■ WHAT YOU WILL DO:
Reproduce the following material exactly, including every line.

[Stored entries]
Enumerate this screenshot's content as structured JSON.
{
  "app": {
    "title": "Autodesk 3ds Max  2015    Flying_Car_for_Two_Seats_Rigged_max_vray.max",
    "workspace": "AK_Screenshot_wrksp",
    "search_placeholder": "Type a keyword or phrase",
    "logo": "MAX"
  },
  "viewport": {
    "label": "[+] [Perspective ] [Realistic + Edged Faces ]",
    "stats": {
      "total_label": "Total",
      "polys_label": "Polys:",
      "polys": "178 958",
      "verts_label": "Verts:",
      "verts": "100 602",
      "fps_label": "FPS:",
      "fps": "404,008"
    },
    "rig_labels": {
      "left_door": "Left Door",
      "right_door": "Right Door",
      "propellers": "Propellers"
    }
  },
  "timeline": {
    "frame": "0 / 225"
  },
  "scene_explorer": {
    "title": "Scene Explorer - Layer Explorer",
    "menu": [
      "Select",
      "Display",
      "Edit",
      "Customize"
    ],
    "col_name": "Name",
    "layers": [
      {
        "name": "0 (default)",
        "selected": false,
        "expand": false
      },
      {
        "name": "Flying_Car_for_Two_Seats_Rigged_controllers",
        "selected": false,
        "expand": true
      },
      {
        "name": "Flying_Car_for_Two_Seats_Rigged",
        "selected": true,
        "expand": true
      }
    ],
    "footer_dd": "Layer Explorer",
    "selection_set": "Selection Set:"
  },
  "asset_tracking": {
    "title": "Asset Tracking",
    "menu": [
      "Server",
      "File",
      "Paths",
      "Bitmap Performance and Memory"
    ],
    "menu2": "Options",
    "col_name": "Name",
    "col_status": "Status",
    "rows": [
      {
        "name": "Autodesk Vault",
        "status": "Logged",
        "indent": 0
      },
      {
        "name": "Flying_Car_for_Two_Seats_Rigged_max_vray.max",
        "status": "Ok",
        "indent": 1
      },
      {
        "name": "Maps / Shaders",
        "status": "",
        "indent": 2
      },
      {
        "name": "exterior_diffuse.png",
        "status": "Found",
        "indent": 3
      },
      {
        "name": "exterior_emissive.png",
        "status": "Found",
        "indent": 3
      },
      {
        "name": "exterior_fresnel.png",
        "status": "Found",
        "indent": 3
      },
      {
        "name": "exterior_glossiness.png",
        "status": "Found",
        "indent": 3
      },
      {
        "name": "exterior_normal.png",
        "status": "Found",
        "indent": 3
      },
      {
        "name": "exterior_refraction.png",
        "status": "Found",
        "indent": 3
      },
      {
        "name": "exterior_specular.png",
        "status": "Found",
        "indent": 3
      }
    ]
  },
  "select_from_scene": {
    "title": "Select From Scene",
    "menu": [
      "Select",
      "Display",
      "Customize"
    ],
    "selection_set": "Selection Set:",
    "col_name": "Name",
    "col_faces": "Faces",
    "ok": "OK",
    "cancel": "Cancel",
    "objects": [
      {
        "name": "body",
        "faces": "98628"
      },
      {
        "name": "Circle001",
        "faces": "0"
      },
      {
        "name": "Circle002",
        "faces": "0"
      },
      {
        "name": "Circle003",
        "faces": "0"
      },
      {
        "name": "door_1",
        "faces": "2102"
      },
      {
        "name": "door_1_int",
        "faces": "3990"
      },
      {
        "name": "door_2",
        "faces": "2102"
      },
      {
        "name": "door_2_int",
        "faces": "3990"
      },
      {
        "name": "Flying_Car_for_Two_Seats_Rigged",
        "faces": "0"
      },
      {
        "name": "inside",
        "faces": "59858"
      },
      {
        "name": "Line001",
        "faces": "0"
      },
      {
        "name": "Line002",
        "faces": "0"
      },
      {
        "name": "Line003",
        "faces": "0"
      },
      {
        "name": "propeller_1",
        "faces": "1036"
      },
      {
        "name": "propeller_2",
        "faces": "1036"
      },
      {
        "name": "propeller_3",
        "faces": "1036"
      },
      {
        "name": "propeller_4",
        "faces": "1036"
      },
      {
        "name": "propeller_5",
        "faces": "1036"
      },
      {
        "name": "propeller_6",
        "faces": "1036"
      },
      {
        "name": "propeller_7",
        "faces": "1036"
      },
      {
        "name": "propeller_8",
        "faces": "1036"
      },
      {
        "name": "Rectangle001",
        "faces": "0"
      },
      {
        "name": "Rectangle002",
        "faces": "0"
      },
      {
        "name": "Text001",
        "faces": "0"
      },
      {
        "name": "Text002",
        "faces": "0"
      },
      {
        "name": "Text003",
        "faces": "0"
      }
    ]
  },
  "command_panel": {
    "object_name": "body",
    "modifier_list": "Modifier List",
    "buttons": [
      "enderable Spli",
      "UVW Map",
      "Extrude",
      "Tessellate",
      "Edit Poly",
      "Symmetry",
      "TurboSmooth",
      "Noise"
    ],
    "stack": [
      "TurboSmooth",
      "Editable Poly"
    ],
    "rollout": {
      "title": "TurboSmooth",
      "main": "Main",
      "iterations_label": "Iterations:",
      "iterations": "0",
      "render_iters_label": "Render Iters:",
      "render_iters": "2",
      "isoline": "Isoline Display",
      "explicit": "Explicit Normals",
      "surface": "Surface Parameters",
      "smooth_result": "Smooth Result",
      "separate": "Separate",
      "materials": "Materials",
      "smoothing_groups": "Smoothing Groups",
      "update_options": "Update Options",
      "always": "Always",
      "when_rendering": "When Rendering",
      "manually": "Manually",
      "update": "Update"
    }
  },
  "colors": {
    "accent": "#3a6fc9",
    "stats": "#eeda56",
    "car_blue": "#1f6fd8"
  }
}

■ OUTPUT OF THE EXERCISE:
Enumerate this screenshot's content as structured JSON.
{
  "app": {
    "title": "Autodesk 3ds Max  2015    Flying_Car_for_Two_Seats_Rigged_max_vray.max",
    "workspace": "AK_Screenshot_wrksp",
    "search_placeholder": "Type a keyword or phrase",
    "logo": "MAX"
  },
  "viewport": {
    "label": "[+] [Perspective ] [Realistic + Edged Faces ]",
    "stats": {
      "total_label": "Total",
      "polys_label": "Polys:",
      "polys": "178 958",
      "verts_label": "Verts:",
      "verts": "100 602",
      "fps_label": "FPS:",
      "fps": "404,008"
    },
    "rig_labels": {
      "left_door": "Left Door",
      "right_door": "Right Door",
      "propellers": "Propellers"
    }
  },
  "timeline": {
    "frame": "0 / 225"
  },
  "scene_explorer": {
    "title": "Scene Explorer - Layer Explorer",
    "menu": [
      "Select",
      "Display",
      "Edit",
      "Customize"
    ],
    "col_name": "Name",
    "layers": [
      {
        "name": "0 (default)",
        "selected": false,
        "expand": false
      },
      {
        "name": "Flying_Car_for_Two_Seats_Rigged_controllers",
        "selected": false,
        "expand": true
      },
      {
        "name": "Flying_Car_for_Two_Seats_Rigged",
        "selected": true,
        "expand": true
      }
    ],
    "footer_dd": "Layer Explorer",
    "selection_set": "Selection Set:"
  },
  "asset_tracking": {
    "title": "Asset Tracking",
    "menu": [
      "Server",
      "File",
      "Paths",
      "Bitmap Performance and Memory"
    ],
    "menu2": "Options",
    "col_name": "Name",
    "col_status": "Status",
    "rows": [
      {
        "name": "Autodesk Vault",
        "status": "Logged",
        "indent": 0
      },
      {
        "name": "Flying_Car_for_Two_Seats_Rigged_max_vray.max",
        "status": "Ok",
        "indent": 1
      },
      {
        "name": "Maps / Shaders",
        "status": "",
        "indent": 2
      },
      {
        "name": "exterior_diffuse.png",
        "status": "Found",
        "indent": 3
      },
      {
        "name": "exterior_emissive.png",
        "status": "Found",
        "indent": 3
      },
      {
        "name": "exterior_fresnel.png",
        "status": "Found",
        "indent": 3
      },
      {
        "name": "exterior_glossiness.png",
        "status": "Found",
        "indent": 3
      },
      {
        "name": "exterior_normal.png",
        "status": "Found",
        "indent": 3
      },
      {
        "name": "exterior_refraction.png",
        "status": "Found",
        "indent": 3
      },
      {
        "name": "exterior_specular.png",
        "status": "Found",
        "indent": 3
      }
    ]
  },
  "select_from_scene": {
    "title": "Select From Scene",
    "menu": [
      "Select",
      "Display",
      "Customize"
    ],
    "selection_set": "Selection Set:",
    "col_name": "Name",
    "col_faces": "Faces",
    "ok": "OK",
    "cancel": "Cancel",
    "objects": [
      {
        "name": "body",
        "faces": "98628"
      },
      {
        "name": "Circle001",
        "faces": "0"
      },
      {
        "name": "Circle002",
        "faces": "0"
      },
      {
        "name": "Circle003",
        "faces": "0"
      },
      {
        "name": "door_1",
        "faces": "2102"
      },
      {
        "name": "door_1_int",
        "faces": "3990"
      },
      {
        "name": "door_2",
        "faces": "2102"
      },
      {
        "name": "door_2_int",
        "faces": "3990"
      },
      {
        "name": "Flying_Car_for_Two_Seats_Rigged",
        "faces": "0"
      },
      {
        "name": "inside",
        "faces": "59858"
      },
      {
        "name": "Line001",
        "faces": "0"
      },
      {
        "name": "Line002",
        "faces": "0"
      },
      {
        "name": "Line003",
        "faces": "0"
      },
      {
        "name": "propeller_1",
        "faces": "1036"
      },
      {
        "name": "propeller_2",
        "faces": "1036"
      },
      {
        "name": "propeller_3",
        "faces": "1036"
      },
      {
        "name": "propeller_4",
        "faces": "1036"
      },
      {
        "name": "propeller_5",
        "faces": "1036"
      },
      {
        "name": "propeller_6",
        "faces": "1036"
      },
      {
        "name": "propeller_7",
        "faces": "1036"
      },
      {
        "name": "propeller_8",
        "faces": "1036"
      },
      {
        "name": "Rectangle001",
        "faces": "0"
      },
      {
        "name": "Rectangle002",
        "faces": "0"
      },
      {
        "name": "Text001",
        "faces": "0"
      },
      {
        "name": "Text002",
        "faces": "0"
      },
      {
        "name": "Text003",
        "faces": "0"
      }
    ]
  },
  "command_panel": {
    "object_name": "body",
    "modifier_list": "Modifier List",
    "buttons": [
      "enderable Spli",
      "UVW Map",
      "Extrude",
      "Tessellate",
      "Edit Poly",
      "Symmetry",
      "TurboSmooth",
      "Noise"
    ],
    "stack": [
      "TurboSmooth",
      "Editable Poly"
    ],
    "rollout": {
      "title": "TurboSmooth",
      "main": "Main",
      "iterations_label": "Iterations:",
      "iterations": "0",
      "render_iters_label": "Render Iters:",
      "render_iters": "2",
      "isoline": "Isoline Display",
      "explicit": "Explicit Normals",
      "surface": "Surface Parameters",
      "smooth_result": "Smooth Result",
      "separate": "Separate",
      "materials": "Materials",
      "smoothing_groups": "Smoothing Groups",
      "update_options": "Update Options",
      "always": "Always",
      "when_rendering": "When Rendering",
      "manually": "Manually",
      "update": "Update"
    }
  },
  "colors": {
    "accent": "#3a6fc9",
    "stats": "#eeda56",
    "car_blue": "#1f6fd8"
  }
}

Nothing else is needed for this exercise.